### Description of the task
Which lines in the material below contain the word "Additional"? Copy each of them.

### The records
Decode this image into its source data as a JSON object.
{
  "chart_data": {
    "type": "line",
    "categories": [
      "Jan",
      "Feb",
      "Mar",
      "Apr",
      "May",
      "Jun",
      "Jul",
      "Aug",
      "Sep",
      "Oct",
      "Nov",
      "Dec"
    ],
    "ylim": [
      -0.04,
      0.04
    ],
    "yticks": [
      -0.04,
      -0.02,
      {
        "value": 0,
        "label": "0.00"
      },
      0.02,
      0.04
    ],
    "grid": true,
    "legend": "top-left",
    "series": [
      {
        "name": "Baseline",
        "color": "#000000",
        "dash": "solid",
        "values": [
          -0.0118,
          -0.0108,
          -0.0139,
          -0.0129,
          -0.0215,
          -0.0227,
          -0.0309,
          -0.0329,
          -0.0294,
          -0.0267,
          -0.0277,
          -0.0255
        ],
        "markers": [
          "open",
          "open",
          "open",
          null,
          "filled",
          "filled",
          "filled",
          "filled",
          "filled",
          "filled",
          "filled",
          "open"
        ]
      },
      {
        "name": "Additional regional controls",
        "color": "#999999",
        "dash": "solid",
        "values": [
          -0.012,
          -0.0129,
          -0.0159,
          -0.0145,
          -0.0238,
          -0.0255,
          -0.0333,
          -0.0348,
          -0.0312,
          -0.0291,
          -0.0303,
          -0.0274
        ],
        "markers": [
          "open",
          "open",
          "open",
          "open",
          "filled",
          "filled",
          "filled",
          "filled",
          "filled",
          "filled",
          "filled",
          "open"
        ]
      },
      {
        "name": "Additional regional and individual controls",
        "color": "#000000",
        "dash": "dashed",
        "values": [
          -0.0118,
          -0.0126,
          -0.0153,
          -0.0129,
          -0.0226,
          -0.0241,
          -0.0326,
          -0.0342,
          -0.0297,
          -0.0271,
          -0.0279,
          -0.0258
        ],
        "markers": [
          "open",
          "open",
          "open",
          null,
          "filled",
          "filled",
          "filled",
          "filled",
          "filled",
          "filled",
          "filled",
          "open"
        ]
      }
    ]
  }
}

### The answer
        "name": "Additional regional controls",
        "name": "Additional regional and individual controls",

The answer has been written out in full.